- Stated exercise:
Transcribe the lines below verbatim, skipping the images.

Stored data

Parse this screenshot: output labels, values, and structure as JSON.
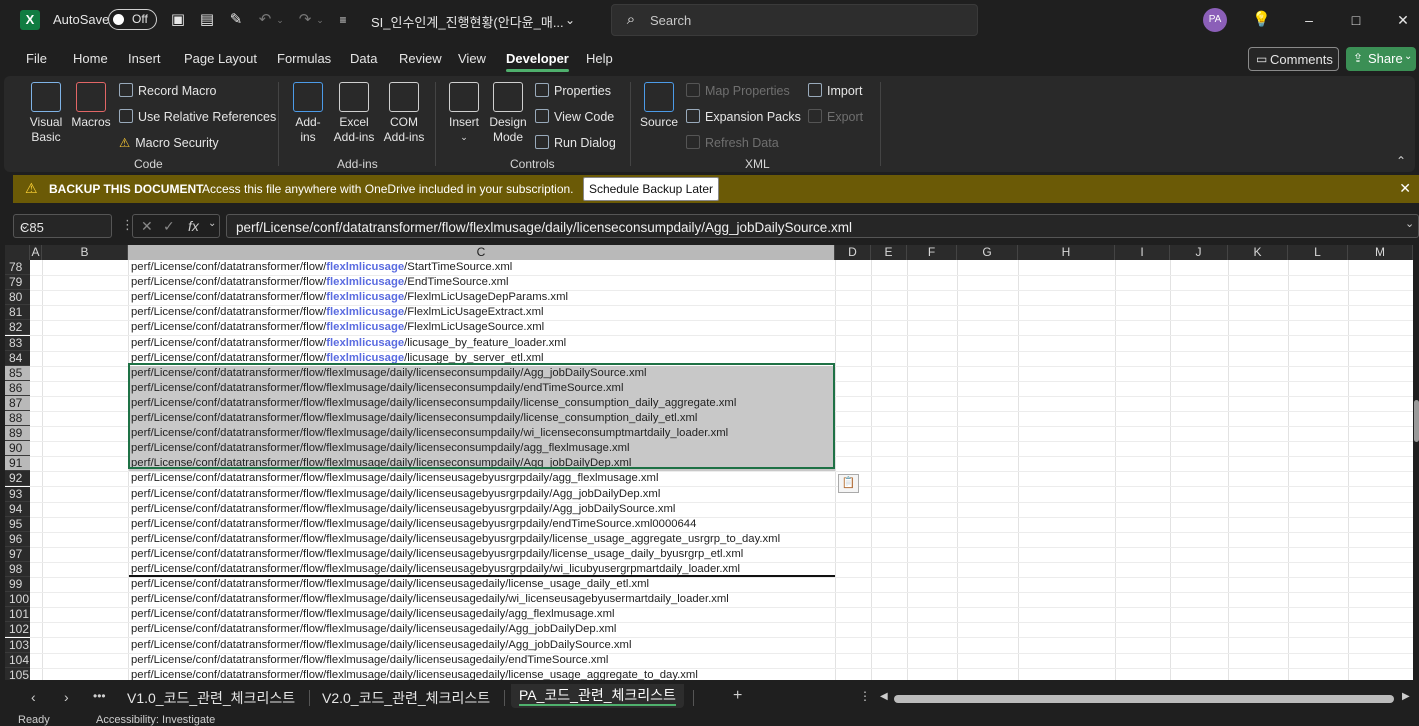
{
  "titlebar": {
    "autosave_label": "AutoSave",
    "autosave_state": "Off",
    "doc_title": "SI_인수인계_진행현황(안다윤_매...",
    "search_placeholder": "Search",
    "avatar": "PA"
  },
  "menu": {
    "tabs": [
      "File",
      "Home",
      "Insert",
      "Page Layout",
      "Formulas",
      "Data",
      "Review",
      "View",
      "Developer",
      "Help"
    ],
    "active": "Developer",
    "comments": "Comments",
    "share": "Share"
  },
  "ribbon": {
    "code": {
      "label": "Code",
      "visual_basic": "Visual\nBasic",
      "visual_basic_1": "Visual",
      "visual_basic_2": "Basic",
      "macros": "Macros",
      "record_macro": "Record Macro",
      "relative_refs": "Use Relative References",
      "macro_security": "Macro Security"
    },
    "addins": {
      "label": "Add-ins",
      "addins_1": "Add-",
      "addins_2": "ins",
      "excel_1": "Excel",
      "excel_2": "Add-ins",
      "com_1": "COM",
      "com_2": "Add-ins"
    },
    "controls": {
      "label": "Controls",
      "insert": "Insert",
      "design_1": "Design",
      "design_2": "Mode",
      "properties": "Properties",
      "view_code": "View Code",
      "run_dialog": "Run Dialog"
    },
    "xml": {
      "label": "XML",
      "source": "Source",
      "map_properties": "Map Properties",
      "expansion_packs": "Expansion Packs",
      "refresh_data": "Refresh Data",
      "import": "Import",
      "export": "Export"
    }
  },
  "notification": {
    "title": "BACKUP THIS DOCUMENT",
    "message": "Access this file anywhere with OneDrive included in your subscription.",
    "button": "Schedule Backup Later"
  },
  "formula_bar": {
    "name_box": "C85",
    "fx": "fx",
    "formula": "perf/License/conf/datatransformer/flow/flexlmusage/daily/licenseconsumpdaily/Agg_jobDailySource.xml"
  },
  "columns": [
    "A",
    "B",
    "C",
    "D",
    "E",
    "F",
    "G",
    "H",
    "I",
    "J",
    "K",
    "L",
    "M"
  ],
  "rows": [
    {
      "n": "78",
      "pre": "perf/License/conf/datatransformer/flow/",
      "hl": "flexlmlicusage",
      "post": "/StartTimeSource.xml"
    },
    {
      "n": "79",
      "pre": "perf/License/conf/datatransformer/flow/",
      "hl": "flexlmlicusage",
      "post": "/EndTimeSource.xml"
    },
    {
      "n": "80",
      "pre": "perf/License/conf/datatransformer/flow/",
      "hl": "flexlmlicusage",
      "post": "/FlexlmLicUsageDepParams.xml"
    },
    {
      "n": "81",
      "pre": "perf/License/conf/datatransformer/flow/",
      "hl": "flexlmlicusage",
      "post": "/FlexlmLicUsageExtract.xml"
    },
    {
      "n": "82",
      "pre": "perf/License/conf/datatransformer/flow/",
      "hl": "flexlmlicusage",
      "post": "/FlexlmLicUsageSource.xml"
    },
    {
      "n": "83",
      "pre": "perf/License/conf/datatransformer/flow/",
      "hl": "flexlmlicusage",
      "post": "/licusage_by_feature_loader.xml"
    },
    {
      "n": "84",
      "pre": "perf/License/conf/datatransformer/flow/",
      "hl": "flexlmlicusage",
      "post": "/licusage_by_server_etl.xml"
    },
    {
      "n": "85",
      "text": "perf/License/conf/datatransformer/flow/flexlmusage/daily/licenseconsumpdaily/Agg_jobDailySource.xml",
      "sel": true
    },
    {
      "n": "86",
      "text": "perf/License/conf/datatransformer/flow/flexlmusage/daily/licenseconsumpdaily/endTimeSource.xml",
      "sel": true
    },
    {
      "n": "87",
      "text": "perf/License/conf/datatransformer/flow/flexlmusage/daily/licenseconsumpdaily/license_consumption_daily_aggregate.xml",
      "sel": true
    },
    {
      "n": "88",
      "text": "perf/License/conf/datatransformer/flow/flexlmusage/daily/licenseconsumpdaily/license_consumption_daily_etl.xml",
      "sel": true
    },
    {
      "n": "89",
      "text": "perf/License/conf/datatransformer/flow/flexlmusage/daily/licenseconsumpdaily/wi_licenseconsumptmartdaily_loader.xml",
      "sel": true
    },
    {
      "n": "90",
      "text": "perf/License/conf/datatransformer/flow/flexlmusage/daily/licenseconsumpdaily/agg_flexlmusage.xml",
      "sel": true
    },
    {
      "n": "91",
      "text": "perf/License/conf/datatransformer/flow/flexlmusage/daily/licenseconsumpdaily/Agg_jobDailyDep.xml",
      "sel": true
    },
    {
      "n": "92",
      "text": "perf/License/conf/datatransformer/flow/flexlmusage/daily/licenseusagebyusrgrpdaily/agg_flexlmusage.xml"
    },
    {
      "n": "93",
      "text": "perf/License/conf/datatransformer/flow/flexlmusage/daily/licenseusagebyusrgrpdaily/Agg_jobDailyDep.xml"
    },
    {
      "n": "94",
      "text": "perf/License/conf/datatransformer/flow/flexlmusage/daily/licenseusagebyusrgrpdaily/Agg_jobDailySource.xml"
    },
    {
      "n": "95",
      "text": "perf/License/conf/datatransformer/flow/flexlmusage/daily/licenseusagebyusrgrpdaily/endTimeSource.xml0000644"
    },
    {
      "n": "96",
      "text": "perf/License/conf/datatransformer/flow/flexlmusage/daily/licenseusagebyusrgrpdaily/license_usage_aggregate_usrgrp_to_day.xml"
    },
    {
      "n": "97",
      "text": "perf/License/conf/datatransformer/flow/flexlmusage/daily/licenseusagebyusrgrpdaily/license_usage_daily_byusrgrp_etl.xml"
    },
    {
      "n": "98",
      "text": "perf/License/conf/datatransformer/flow/flexlmusage/daily/licenseusagebyusrgrpdaily/wi_licubyusergrpmartdaily_loader.xml",
      "border_bottom": true
    },
    {
      "n": "99",
      "text": "perf/License/conf/datatransformer/flow/flexlmusage/daily/licenseusagedaily/license_usage_daily_etl.xml"
    },
    {
      "n": "100",
      "text": "perf/License/conf/datatransformer/flow/flexlmusage/daily/licenseusagedaily/wi_licenseusagebyusermartdaily_loader.xml"
    },
    {
      "n": "101",
      "text": "perf/License/conf/datatransformer/flow/flexlmusage/daily/licenseusagedaily/agg_flexlmusage.xml"
    },
    {
      "n": "102",
      "text": "perf/License/conf/datatransformer/flow/flexlmusage/daily/licenseusagedaily/Agg_jobDailyDep.xml"
    },
    {
      "n": "103",
      "text": "perf/License/conf/datatransformer/flow/flexlmusage/daily/licenseusagedaily/Agg_jobDailySource.xml"
    },
    {
      "n": "104",
      "text": "perf/License/conf/datatransformer/flow/flexlmusage/daily/licenseusagedaily/endTimeSource.xml"
    },
    {
      "n": "105",
      "text": "perf/License/conf/datatransformer/flow/flexlmusage/daily/licenseusagedaily/license_usage_aggregate_to_day.xml"
    }
  ],
  "sheets": [
    "V1.0_코드_관련_체크리스트",
    "V2.0_코드_관련_체크리스트",
    "PA_코드_관련_체크리스트"
  ],
  "active_sheet": "PA_코드_관련_체크리스트",
  "status": {
    "ready": "Ready",
    "accessibility": "Accessibility: Investigate"
  },
  "colors": {
    "accent": "#4fb06d",
    "selection_border": "#1e7145",
    "highlight_text": "#5a6be0",
    "notification_bg": "#6b5a06"
  }
}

- Solution to the exercise:
Parse this screenshot: output labels, values, and structure as JSON.
{
  "titlebar": {
    "autosave_label": "AutoSave",
    "autosave_state": "Off",
    "doc_title": "SI_인수인계_진행현황(안다윤_매...",
    "search_placeholder": "Search",
    "avatar": "PA"
  },
  "menu": {
    "tabs": [
      "File",
      "Home",
      "Insert",
      "Page Layout",
      "Formulas",
      "Data",
      "Review",
      "View",
      "Developer",
      "Help"
    ],
    "active": "Developer",
    "comments": "Comments",
    "share": "Share"
  },
  "ribbon": {
    "code": {
      "label": "Code",
      "visual_basic": "Visual\nBasic",
      "visual_basic_1": "Visual",
      "visual_basic_2": "Basic",
      "macros": "Macros",
      "record_macro": "Record Macro",
      "relative_refs": "Use Relative References",
      "macro_security": "Macro Security"
    },
    "addins": {
      "label": "Add-ins",
      "addins_1": "Add-",
      "addins_2": "ins",
      "excel_1": "Excel",
      "excel_2": "Add-ins",
      "com_1": "COM",
      "com_2": "Add-ins"
    },
    "controls": {
      "label": "Controls",
      "insert": "Insert",
      "design_1": "Design",
      "design_2": "Mode",
      "properties": "Properties",
      "view_code": "View Code",
      "run_dialog": "Run Dialog"
    },
    "xml": {
      "label": "XML",
      "source": "Source",
      "map_properties": "Map Properties",
      "expansion_packs": "Expansion Packs",
      "refresh_data": "Refresh Data",
      "import": "Import",
      "export": "Export"
    }
  },
  "notification": {
    "title": "BACKUP THIS DOCUMENT",
    "message": "Access this file anywhere with OneDrive included in your subscription.",
    "button": "Schedule Backup Later"
  },
  "formula_bar": {
    "name_box": "C85",
    "fx": "fx",
    "formula": "perf/License/conf/datatransformer/flow/flexlmusage/daily/licenseconsumpdaily/Agg_jobDailySource.xml"
  },
  "columns": [
    "A",
    "B",
    "C",
    "D",
    "E",
    "F",
    "G",
    "H",
    "I",
    "J",
    "K",
    "L",
    "M"
  ],
  "rows": [
    {
      "n": "78",
      "pre": "perf/License/conf/datatransformer/flow/",
      "hl": "flexlmlicusage",
      "post": "/StartTimeSource.xml"
    },
    {
      "n": "79",
      "pre": "perf/License/conf/datatransformer/flow/",
      "hl": "flexlmlicusage",
      "post": "/EndTimeSource.xml"
    },
    {
      "n": "80",
      "pre": "perf/License/conf/datatransformer/flow/",
      "hl": "flexlmlicusage",
      "post": "/FlexlmLicUsageDepParams.xml"
    },
    {
      "n": "81",
      "pre": "perf/License/conf/datatransformer/flow/",
      "hl": "flexlmlicusage",
      "post": "/FlexlmLicUsageExtract.xml"
    },
    {
      "n": "82",
      "pre": "perf/License/conf/datatransformer/flow/",
      "hl": "flexlmlicusage",
      "post": "/FlexlmLicUsageSource.xml"
    },
    {
      "n": "83",
      "pre": "perf/License/conf/datatransformer/flow/",
      "hl": "flexlmlicusage",
      "post": "/licusage_by_feature_loader.xml"
    },
    {
      "n": "84",
      "pre": "perf/License/conf/datatransformer/flow/",
      "hl": "flexlmlicusage",
      "post": "/licusage_by_server_etl.xml"
    },
    {
      "n": "85",
      "text": "perf/License/conf/datatransformer/flow/flexlmusage/daily/licenseconsumpdaily/Agg_jobDailySource.xml",
      "sel": true
    },
    {
      "n": "86",
      "text": "perf/License/conf/datatransformer/flow/flexlmusage/daily/licenseconsumpdaily/endTimeSource.xml",
      "sel": true
    },
    {
      "n": "87",
      "text": "perf/License/conf/datatransformer/flow/flexlmusage/daily/licenseconsumpdaily/license_consumption_daily_aggregate.xml",
      "sel": true
    },
    {
      "n": "88",
      "text": "perf/License/conf/datatransformer/flow/flexlmusage/daily/licenseconsumpdaily/license_consumption_daily_etl.xml",
      "sel": true
    },
    {
      "n": "89",
      "text": "perf/License/conf/datatransformer/flow/flexlmusage/daily/licenseconsumpdaily/wi_licenseconsumptmartdaily_loader.xml",
      "sel": true
    },
    {
      "n": "90",
      "text": "perf/License/conf/datatransformer/flow/flexlmusage/daily/licenseconsumpdaily/agg_flexlmusage.xml",
      "sel": true
    },
    {
      "n": "91",
      "text": "perf/License/conf/datatransformer/flow/flexlmusage/daily/licenseconsumpdaily/Agg_jobDailyDep.xml",
      "sel": true
    },
    {
      "n": "92",
      "text": "perf/License/conf/datatransformer/flow/flexlmusage/daily/licenseusagebyusrgrpdaily/agg_flexlmusage.xml"
    },
    {
      "n": "93",
      "text": "perf/License/conf/datatransformer/flow/flexlmusage/daily/licenseusagebyusrgrpdaily/Agg_jobDailyDep.xml"
    },
    {
      "n": "94",
      "text": "perf/License/conf/datatransformer/flow/flexlmusage/daily/licenseusagebyusrgrpdaily/Agg_jobDailySource.xml"
    },
    {
      "n": "95",
      "text": "perf/License/conf/datatransformer/flow/flexlmusage/daily/licenseusagebyusrgrpdaily/endTimeSource.xml0000644"
    },
    {
      "n": "96",
      "text": "perf/License/conf/datatransformer/flow/flexlmusage/daily/licenseusagebyusrgrpdaily/license_usage_aggregate_usrgrp_to_day.xml"
    },
    {
      "n": "97",
      "text": "perf/License/conf/datatransformer/flow/flexlmusage/daily/licenseusagebyusrgrpdaily/license_usage_daily_byusrgrp_etl.xml"
    },
    {
      "n": "98",
      "text": "perf/License/conf/datatransformer/flow/flexlmusage/daily/licenseusagebyusrgrpdaily/wi_licubyusergrpmartdaily_loader.xml",
      "border_bottom": true
    },
    {
      "n": "99",
      "text": "perf/License/conf/datatransformer/flow/flexlmusage/daily/licenseusagedaily/license_usage_daily_etl.xml"
    },
    {
      "n": "100",
      "text": "perf/License/conf/datatransformer/flow/flexlmusage/daily/licenseusagedaily/wi_licenseusagebyusermartdaily_loader.xml"
    },
    {
      "n": "101",
      "text": "perf/License/conf/datatransformer/flow/flexlmusage/daily/licenseusagedaily/agg_flexlmusage.xml"
    },
    {
      "n": "102",
      "text": "perf/License/conf/datatransformer/flow/flexlmusage/daily/licenseusagedaily/Agg_jobDailyDep.xml"
    },
    {
      "n": "103",
      "text": "perf/License/conf/datatransformer/flow/flexlmusage/daily/licenseusagedaily/Agg_jobDailySource.xml"
    },
    {
      "n": "104",
      "text": "perf/License/conf/datatransformer/flow/flexlmusage/daily/licenseusagedaily/endTimeSource.xml"
    },
    {
      "n": "105",
      "text": "perf/License/conf/datatransformer/flow/flexlmusage/daily/licenseusagedaily/license_usage_aggregate_to_day.xml"
    }
  ],
  "sheets": [
    "V1.0_코드_관련_체크리스트",
    "V2.0_코드_관련_체크리스트",
    "PA_코드_관련_체크리스트"
  ],
  "active_sheet": "PA_코드_관련_체크리스트",
  "status": {
    "ready": "Ready",
    "accessibility": "Accessibility: Investigate"
  },
  "colors": {
    "accent": "#4fb06d",
    "selection_border": "#1e7145",
    "highlight_text": "#5a6be0",
    "notification_bg": "#6b5a06"
  }
}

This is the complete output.